- _GOAL OF THE EXERCISE_: Type out the data exactly as given. Skip any image.

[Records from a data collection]
================

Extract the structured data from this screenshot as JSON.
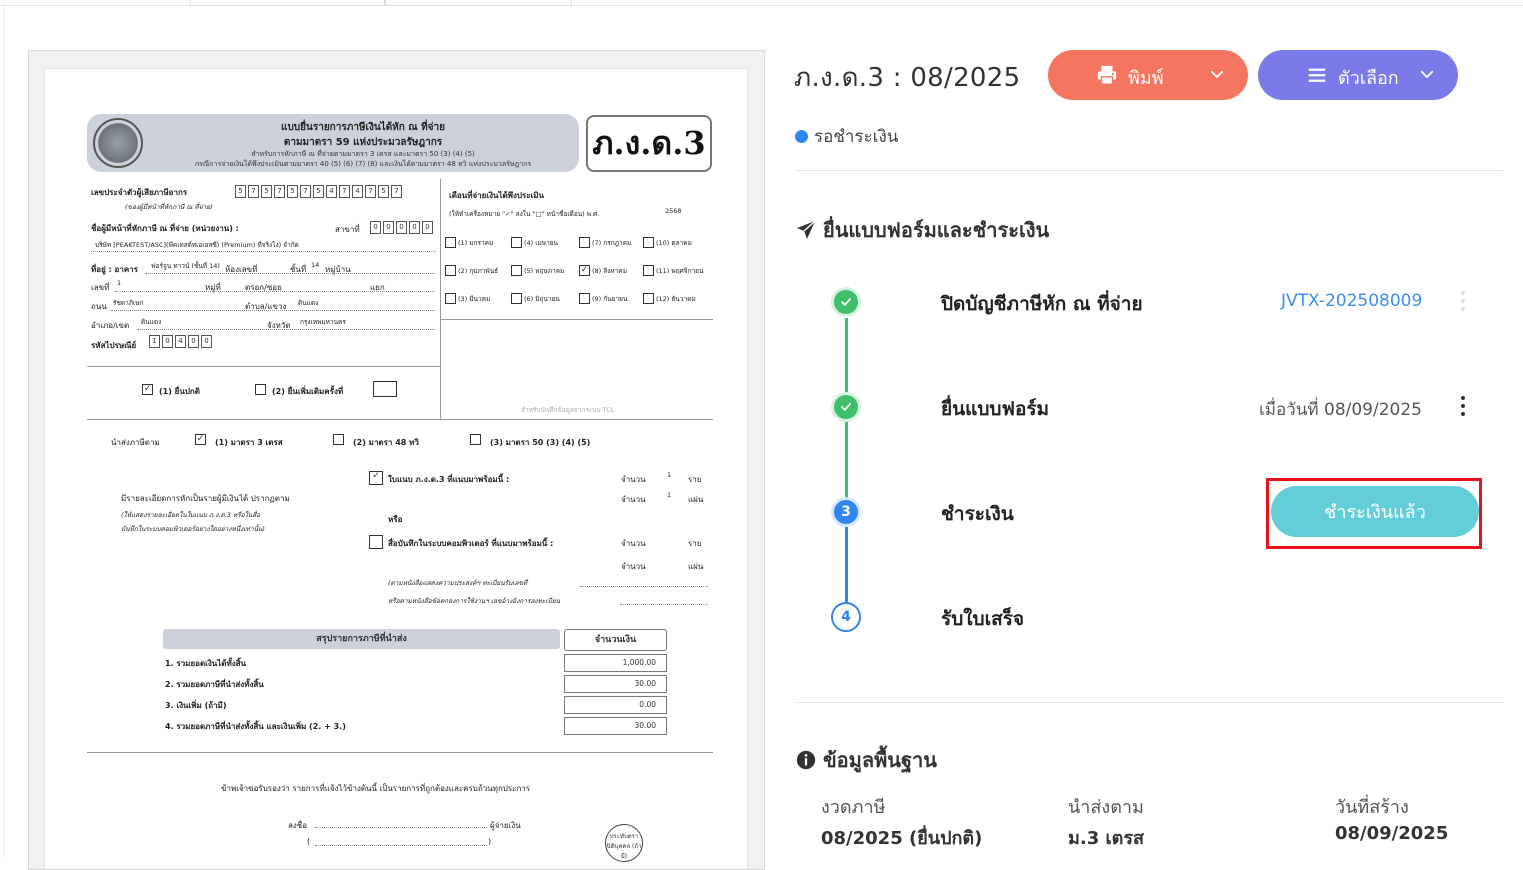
{
  "header": {
    "title": "ภ.ง.ด.3 : 08/2025",
    "print_label": "พิมพ์",
    "options_label": "ตัวเลือก",
    "status": "รอชำระเงิน",
    "colors": {
      "print": "#f4765e",
      "options": "#7a7ae8",
      "status_dot": "#2f86f0"
    }
  },
  "submission": {
    "title": "ยื่นแบบฟอร์มและชำระเงิน",
    "steps": [
      {
        "label": "ปิดบัญชีภาษีหัก ณ ที่จ่าย",
        "meta": "JVTX-202508009",
        "state": "done",
        "number": ""
      },
      {
        "label": "ยื่นแบบฟอร์ม",
        "meta": "เมื่อวันที่ 08/09/2025",
        "state": "done",
        "number": ""
      },
      {
        "label": "ชำระเงิน",
        "meta": "",
        "state": "active",
        "number": "3"
      },
      {
        "label": "รับใบเสร็จ",
        "meta": "",
        "state": "todo",
        "number": "4"
      }
    ],
    "paid_button": "ชำระเงินแล้ว"
  },
  "basic_info": {
    "title": "ข้อมูลพื้นฐาน",
    "fields": [
      {
        "label": "งวดภาษี",
        "value": "08/2025 (ยื่นปกติ)"
      },
      {
        "label": "นำส่งตาม",
        "value": "ม.3 เตรส"
      },
      {
        "label": "วันที่สร้าง",
        "value": "08/09/2025"
      }
    ]
  },
  "document": {
    "form_code": "ภ.ง.ด.3",
    "head_line1": "แบบยื่นรายการภาษีเงินได้หัก ณ ที่จ่าย",
    "head_line2": "ตามมาตรา 59 แห่งประมวลรัษฎากร",
    "head_line3": "สำหรับการหักภาษี ณ ที่จ่ายตามมาตรา 3 เตรส และมาตรา 50 (3) (4) (5)",
    "head_line4": "กรณีการจ่ายเงินได้พึงประเมินตามมาตรา 40 (5) (6) (7) (8) และเงินได้ตามมาตรา 48 ทวิ แห่งประมวลรัษฎากร",
    "tax_id_label": "เลขประจำตัวผู้เสียภาษีอากร",
    "tax_id_note": "(ของผู้มีหน้าที่หักภาษี ณ ที่จ่าย)",
    "tax_id_digits": [
      "5",
      "7",
      "5",
      "7",
      "5",
      "7",
      "5",
      "4",
      "7",
      "4",
      "7",
      "5",
      "7"
    ],
    "payer_label": "ชื่อผู้มีหน้าที่หักภาษี ณ ที่จ่าย (หน่วยงาน) :",
    "branch_label": "สาขาที่",
    "branch_digits": [
      "0",
      "0",
      "0",
      "0",
      "0"
    ],
    "payer_name": "บริษัท [PEAKTEST/ASC](พีคเทสต์ทเอเอสซี) (Premium) ที่จริงไง) จำกัด",
    "address_label": "ที่อยู่ : อาคาร",
    "building": "ฟอร์จูน ทาวน์ (ชั้นที่ 14)",
    "room_label": "ห้องเลขที่",
    "floor_label": "ชั้นที่",
    "floor": "14",
    "village_label": "หมู่บ้าน",
    "no_label": "เลขที่",
    "no_value": "1",
    "moo_label": "หมู่ที่",
    "soi_label": "ตรอก/ซอย",
    "yaek_label": "แยก",
    "road_label": "ถนน",
    "road": "รัชดาภิเษก",
    "subdistrict_label": "ตำบล/แขวง",
    "subdistrict": "ดินแดง",
    "district_label": "อำเภอ/เขต",
    "district": "ดินแดง",
    "province_label": "จังหวัด",
    "province": "กรุงเทพมหานคร",
    "zip_label": "รหัสไปรษณีย์",
    "zip_digits": [
      "1",
      "0",
      "4",
      "0",
      "0"
    ],
    "month_title": "เดือนที่จ่ายเงินได้พึงประเมิน",
    "month_hint": "(ให้ทำเครื่องหมาย \"✓\" ลงใน \"□\" หน้าชื่อเดือน) พ.ศ.",
    "year": "2568",
    "months": [
      "(1) มกราคม",
      "(4) เมษายน",
      "(7) กรกฎาคม",
      "(10) ตุลาคม",
      "(2) กุมภาพันธ์",
      "(5) พฤษภาคม",
      "(8) สิงหาคม",
      "(11) พฤศจิกายน",
      "(3) มีนาคม",
      "(6) มิถุนายน",
      "(9) กันยายน",
      "(12) ธันวาคม"
    ],
    "filing_normal": "(1) ยื่นปกติ",
    "filing_extra": "(2) ยื่นเพิ่มเติมครั้งที่",
    "official_note": "สำหรับบันทึกข้อมูลจากระบบ TCL",
    "remit_label": "นำส่งภาษีตาม",
    "remit_options": [
      "(1) มาตรา 3 เตรส",
      "(2) มาตรา 48 ทวิ",
      "(3) มาตรา 50 (3) (4) (5)"
    ],
    "detail_text1": "มีรายละเอียดการหักเป็นรายผู้มีเงินได้ ปรากฏตาม",
    "detail_text2": "(ให้แสดงรายละเอียดในใบแนบ ภ.ง.ด.3 หรือในสื่อ",
    "detail_text3": "บันทึกในระบบคอมพิวเตอร์อย่างใดอย่างหนึ่งเท่านั้น)",
    "attach_label": "ใบแนบ ภ.ง.ด.3 ที่แนบมาพร้อมนี้ :",
    "or_label": "หรือ",
    "media_label": "สื่อบันทึกในระบบคอมพิวเตอร์ ที่แนบมาพร้อมนี้ :",
    "count_label": "จำนวน",
    "unit_person": "ราย",
    "unit_sheet": "แผ่น",
    "attach_persons": "1",
    "attach_sheets": "1",
    "media_note1": "(ตามหนังสือแสดงความประสงค์ฯ ทะเบียนรับเลขที่",
    "media_note2": "หรือตามหนังสือข้อตกลงการใช้งานฯ เลขอ้างอิงการลงทะเบียน",
    "summary_title": "สรุปรายการภาษีที่นำส่ง",
    "amount_title": "จำนวนเงิน",
    "summary_rows": [
      {
        "label": "1. รวมยอดเงินได้ทั้งสิ้น",
        "amount": "1,000.00"
      },
      {
        "label": "2. รวมยอดภาษีที่นำส่งทั้งสิ้น",
        "amount": "30.00"
      },
      {
        "label": "3. เงินเพิ่ม (ถ้ามี)",
        "amount": "0.00"
      },
      {
        "label": "4. รวมยอดภาษีที่นำส่งทั้งสิ้น และเงินเพิ่ม (2. + 3.)",
        "amount": "30.00"
      }
    ],
    "certify": "ข้าพเจ้าขอรับรองว่า รายการที่แจ้งไว้ข้างต้นนี้ เป็นรายการที่ถูกต้องและครบถ้วนทุกประการ",
    "sign_label": "ลงชื่อ",
    "payer_role": "ผู้จ่ายเงิน",
    "stamp_text": "ประทับตรานิติบุคคล (ถ้ามี)"
  }
}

================

- _EXERCISE RESULT_:
Extract the structured data from this screenshot as JSON.
{
  "header": {
    "title": "ภ.ง.ด.3 : 08/2025",
    "print_label": "พิมพ์",
    "options_label": "ตัวเลือก",
    "status": "รอชำระเงิน",
    "colors": {
      "print": "#f4765e",
      "options": "#7a7ae8",
      "status_dot": "#2f86f0"
    }
  },
  "submission": {
    "title": "ยื่นแบบฟอร์มและชำระเงิน",
    "steps": [
      {
        "label": "ปิดบัญชีภาษีหัก ณ ที่จ่าย",
        "meta": "JVTX-202508009",
        "state": "done",
        "number": ""
      },
      {
        "label": "ยื่นแบบฟอร์ม",
        "meta": "เมื่อวันที่ 08/09/2025",
        "state": "done",
        "number": ""
      },
      {
        "label": "ชำระเงิน",
        "meta": "",
        "state": "active",
        "number": "3"
      },
      {
        "label": "รับใบเสร็จ",
        "meta": "",
        "state": "todo",
        "number": "4"
      }
    ],
    "paid_button": "ชำระเงินแล้ว"
  },
  "basic_info": {
    "title": "ข้อมูลพื้นฐาน",
    "fields": [
      {
        "label": "งวดภาษี",
        "value": "08/2025 (ยื่นปกติ)"
      },
      {
        "label": "นำส่งตาม",
        "value": "ม.3 เตรส"
      },
      {
        "label": "วันที่สร้าง",
        "value": "08/09/2025"
      }
    ]
  },
  "document": {
    "form_code": "ภ.ง.ด.3",
    "head_line1": "แบบยื่นรายการภาษีเงินได้หัก ณ ที่จ่าย",
    "head_line2": "ตามมาตรา 59 แห่งประมวลรัษฎากร",
    "head_line3": "สำหรับการหักภาษี ณ ที่จ่ายตามมาตรา 3 เตรส และมาตรา 50 (3) (4) (5)",
    "head_line4": "กรณีการจ่ายเงินได้พึงประเมินตามมาตรา 40 (5) (6) (7) (8) และเงินได้ตามมาตรา 48 ทวิ แห่งประมวลรัษฎากร",
    "tax_id_label": "เลขประจำตัวผู้เสียภาษีอากร",
    "tax_id_note": "(ของผู้มีหน้าที่หักภาษี ณ ที่จ่าย)",
    "tax_id_digits": [
      "5",
      "7",
      "5",
      "7",
      "5",
      "7",
      "5",
      "4",
      "7",
      "4",
      "7",
      "5",
      "7"
    ],
    "payer_label": "ชื่อผู้มีหน้าที่หักภาษี ณ ที่จ่าย (หน่วยงาน) :",
    "branch_label": "สาขาที่",
    "branch_digits": [
      "0",
      "0",
      "0",
      "0",
      "0"
    ],
    "payer_name": "บริษัท [PEAKTEST/ASC](พีคเทสต์ทเอเอสซี) (Premium) ที่จริงไง) จำกัด",
    "address_label": "ที่อยู่ : อาคาร",
    "building": "ฟอร์จูน ทาวน์ (ชั้นที่ 14)",
    "room_label": "ห้องเลขที่",
    "floor_label": "ชั้นที่",
    "floor": "14",
    "village_label": "หมู่บ้าน",
    "no_label": "เลขที่",
    "no_value": "1",
    "moo_label": "หมู่ที่",
    "soi_label": "ตรอก/ซอย",
    "yaek_label": "แยก",
    "road_label": "ถนน",
    "road": "รัชดาภิเษก",
    "subdistrict_label": "ตำบล/แขวง",
    "subdistrict": "ดินแดง",
    "district_label": "อำเภอ/เขต",
    "district": "ดินแดง",
    "province_label": "จังหวัด",
    "province": "กรุงเทพมหานคร",
    "zip_label": "รหัสไปรษณีย์",
    "zip_digits": [
      "1",
      "0",
      "4",
      "0",
      "0"
    ],
    "month_title": "เดือนที่จ่ายเงินได้พึงประเมิน",
    "month_hint": "(ให้ทำเครื่องหมาย \"✓\" ลงใน \"□\" หน้าชื่อเดือน) พ.ศ.",
    "year": "2568",
    "months": [
      "(1) มกราคม",
      "(4) เมษายน",
      "(7) กรกฎาคม",
      "(10) ตุลาคม",
      "(2) กุมภาพันธ์",
      "(5) พฤษภาคม",
      "(8) สิงหาคม",
      "(11) พฤศจิกายน",
      "(3) มีนาคม",
      "(6) มิถุนายน",
      "(9) กันยายน",
      "(12) ธันวาคม"
    ],
    "filing_normal": "(1) ยื่นปกติ",
    "filing_extra": "(2) ยื่นเพิ่มเติมครั้งที่",
    "official_note": "สำหรับบันทึกข้อมูลจากระบบ TCL",
    "remit_label": "นำส่งภาษีตาม",
    "remit_options": [
      "(1) มาตรา 3 เตรส",
      "(2) มาตรา 48 ทวิ",
      "(3) มาตรา 50 (3) (4) (5)"
    ],
    "detail_text1": "มีรายละเอียดการหักเป็นรายผู้มีเงินได้ ปรากฏตาม",
    "detail_text2": "(ให้แสดงรายละเอียดในใบแนบ ภ.ง.ด.3 หรือในสื่อ",
    "detail_text3": "บันทึกในระบบคอมพิวเตอร์อย่างใดอย่างหนึ่งเท่านั้น)",
    "attach_label": "ใบแนบ ภ.ง.ด.3 ที่แนบมาพร้อมนี้ :",
    "or_label": "หรือ",
    "media_label": "สื่อบันทึกในระบบคอมพิวเตอร์ ที่แนบมาพร้อมนี้ :",
    "count_label": "จำนวน",
    "unit_person": "ราย",
    "unit_sheet": "แผ่น",
    "attach_persons": "1",
    "attach_sheets": "1",
    "media_note1": "(ตามหนังสือแสดงความประสงค์ฯ ทะเบียนรับเลขที่",
    "media_note2": "หรือตามหนังสือข้อตกลงการใช้งานฯ เลขอ้างอิงการลงทะเบียน",
    "summary_title": "สรุปรายการภาษีที่นำส่ง",
    "amount_title": "จำนวนเงิน",
    "summary_rows": [
      {
        "label": "1. รวมยอดเงินได้ทั้งสิ้น",
        "amount": "1,000.00"
      },
      {
        "label": "2. รวมยอดภาษีที่นำส่งทั้งสิ้น",
        "amount": "30.00"
      },
      {
        "label": "3. เงินเพิ่ม (ถ้ามี)",
        "amount": "0.00"
      },
      {
        "label": "4. รวมยอดภาษีที่นำส่งทั้งสิ้น และเงินเพิ่ม (2. + 3.)",
        "amount": "30.00"
      }
    ],
    "certify": "ข้าพเจ้าขอรับรองว่า รายการที่แจ้งไว้ข้างต้นนี้ เป็นรายการที่ถูกต้องและครบถ้วนทุกประการ",
    "sign_label": "ลงชื่อ",
    "payer_role": "ผู้จ่ายเงิน",
    "stamp_text": "ประทับตรานิติบุคคล (ถ้ามี)"
  }
}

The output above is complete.